STATED TASK — Return the lines below that carry the word "screenshot".

ENTRIES —
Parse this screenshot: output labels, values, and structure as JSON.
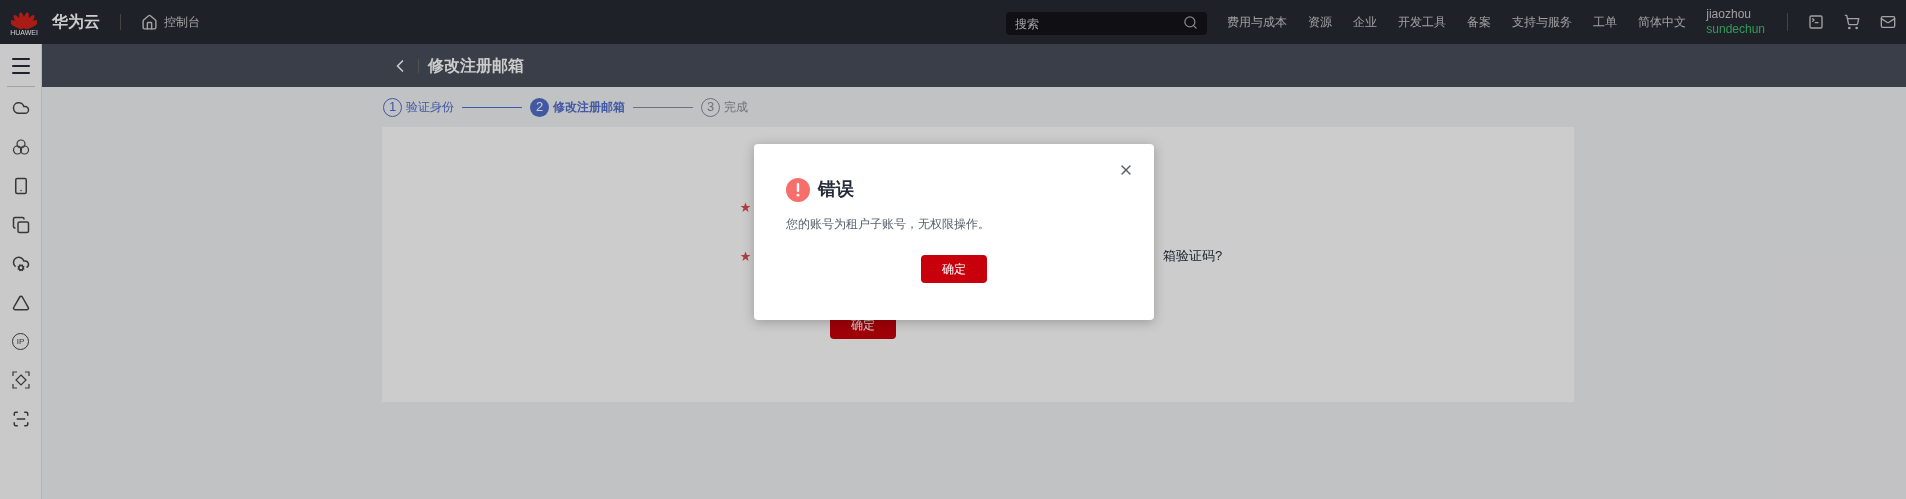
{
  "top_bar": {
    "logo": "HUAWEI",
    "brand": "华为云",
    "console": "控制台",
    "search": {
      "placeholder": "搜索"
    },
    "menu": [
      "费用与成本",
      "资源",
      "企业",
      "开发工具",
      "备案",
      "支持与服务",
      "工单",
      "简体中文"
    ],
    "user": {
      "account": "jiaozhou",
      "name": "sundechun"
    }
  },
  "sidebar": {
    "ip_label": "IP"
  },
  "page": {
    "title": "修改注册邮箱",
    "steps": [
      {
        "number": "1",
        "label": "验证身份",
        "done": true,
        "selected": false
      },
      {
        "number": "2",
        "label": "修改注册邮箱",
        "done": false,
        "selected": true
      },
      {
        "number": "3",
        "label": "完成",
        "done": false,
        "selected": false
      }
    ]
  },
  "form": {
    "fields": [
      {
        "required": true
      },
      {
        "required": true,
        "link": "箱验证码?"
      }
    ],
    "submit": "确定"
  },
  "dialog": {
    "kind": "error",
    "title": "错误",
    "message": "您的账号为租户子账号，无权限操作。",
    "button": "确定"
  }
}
==
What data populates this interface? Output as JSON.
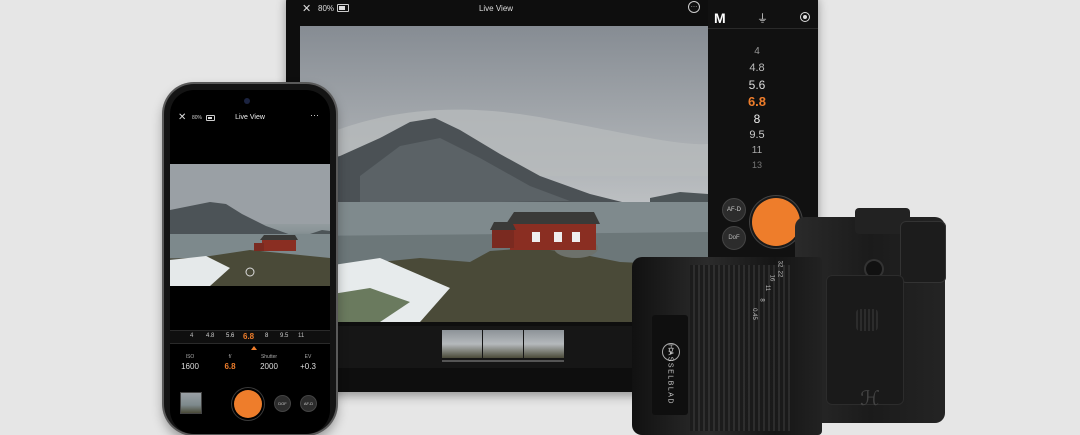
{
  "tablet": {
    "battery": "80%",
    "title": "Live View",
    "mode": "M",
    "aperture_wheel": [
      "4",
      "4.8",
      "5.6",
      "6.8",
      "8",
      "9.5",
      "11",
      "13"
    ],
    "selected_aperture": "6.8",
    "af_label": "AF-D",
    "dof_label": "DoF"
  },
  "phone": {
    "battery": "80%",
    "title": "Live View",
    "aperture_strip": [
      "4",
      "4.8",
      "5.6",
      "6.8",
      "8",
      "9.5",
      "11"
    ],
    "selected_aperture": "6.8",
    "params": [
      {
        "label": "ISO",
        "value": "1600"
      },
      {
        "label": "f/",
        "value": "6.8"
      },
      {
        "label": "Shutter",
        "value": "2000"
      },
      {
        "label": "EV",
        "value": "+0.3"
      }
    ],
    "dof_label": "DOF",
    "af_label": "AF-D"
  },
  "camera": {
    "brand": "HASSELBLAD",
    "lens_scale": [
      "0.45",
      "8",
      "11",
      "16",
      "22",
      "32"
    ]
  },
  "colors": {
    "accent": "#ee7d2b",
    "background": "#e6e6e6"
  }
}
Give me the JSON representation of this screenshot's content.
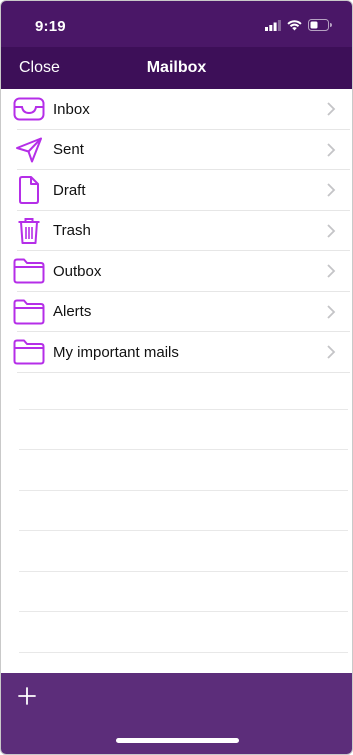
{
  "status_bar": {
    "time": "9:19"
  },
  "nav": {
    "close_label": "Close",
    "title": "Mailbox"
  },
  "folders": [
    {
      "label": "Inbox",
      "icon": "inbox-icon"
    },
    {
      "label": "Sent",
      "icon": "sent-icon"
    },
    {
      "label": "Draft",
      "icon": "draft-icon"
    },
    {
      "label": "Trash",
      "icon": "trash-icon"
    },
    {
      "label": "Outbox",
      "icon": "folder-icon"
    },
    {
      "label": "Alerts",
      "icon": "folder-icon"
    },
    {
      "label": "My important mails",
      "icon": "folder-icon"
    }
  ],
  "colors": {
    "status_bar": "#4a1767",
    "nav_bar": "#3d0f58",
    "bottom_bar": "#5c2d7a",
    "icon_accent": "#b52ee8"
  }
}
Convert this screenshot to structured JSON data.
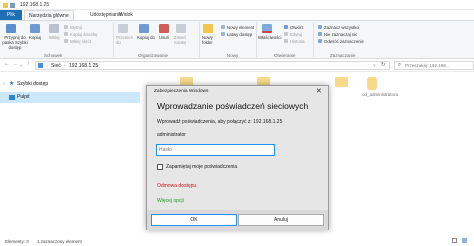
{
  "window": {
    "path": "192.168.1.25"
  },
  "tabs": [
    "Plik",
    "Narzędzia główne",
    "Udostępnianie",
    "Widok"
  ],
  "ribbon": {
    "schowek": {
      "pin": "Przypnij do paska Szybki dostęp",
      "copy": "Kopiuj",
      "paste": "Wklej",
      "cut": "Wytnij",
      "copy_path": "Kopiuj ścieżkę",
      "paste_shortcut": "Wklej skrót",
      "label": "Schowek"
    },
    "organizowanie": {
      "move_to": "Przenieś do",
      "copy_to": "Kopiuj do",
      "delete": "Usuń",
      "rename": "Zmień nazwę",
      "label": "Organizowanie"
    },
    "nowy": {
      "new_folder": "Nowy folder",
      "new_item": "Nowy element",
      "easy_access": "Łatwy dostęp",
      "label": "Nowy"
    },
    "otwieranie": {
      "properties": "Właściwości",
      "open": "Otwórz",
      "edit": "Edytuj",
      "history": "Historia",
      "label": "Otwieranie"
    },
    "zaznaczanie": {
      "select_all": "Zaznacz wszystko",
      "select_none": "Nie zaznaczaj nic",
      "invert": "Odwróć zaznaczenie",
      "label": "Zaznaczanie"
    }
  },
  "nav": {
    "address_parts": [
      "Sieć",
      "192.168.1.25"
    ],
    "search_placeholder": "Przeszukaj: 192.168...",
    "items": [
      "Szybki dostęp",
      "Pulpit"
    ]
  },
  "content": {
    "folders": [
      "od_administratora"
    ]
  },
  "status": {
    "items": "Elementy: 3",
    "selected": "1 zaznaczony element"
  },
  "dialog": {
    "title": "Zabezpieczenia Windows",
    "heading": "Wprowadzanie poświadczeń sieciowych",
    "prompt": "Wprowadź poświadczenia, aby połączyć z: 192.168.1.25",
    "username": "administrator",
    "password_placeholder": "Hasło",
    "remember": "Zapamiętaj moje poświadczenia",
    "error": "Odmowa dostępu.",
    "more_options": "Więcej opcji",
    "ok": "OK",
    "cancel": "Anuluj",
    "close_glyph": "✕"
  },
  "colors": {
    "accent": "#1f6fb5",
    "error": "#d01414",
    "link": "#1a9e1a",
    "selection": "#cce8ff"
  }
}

EXERCISE ANSWER —
Parse this screenshot: output labels, values, and structure as JSON.
Give me the JSON representation of this screenshot's content.
Convert this screenshot to structured JSON data.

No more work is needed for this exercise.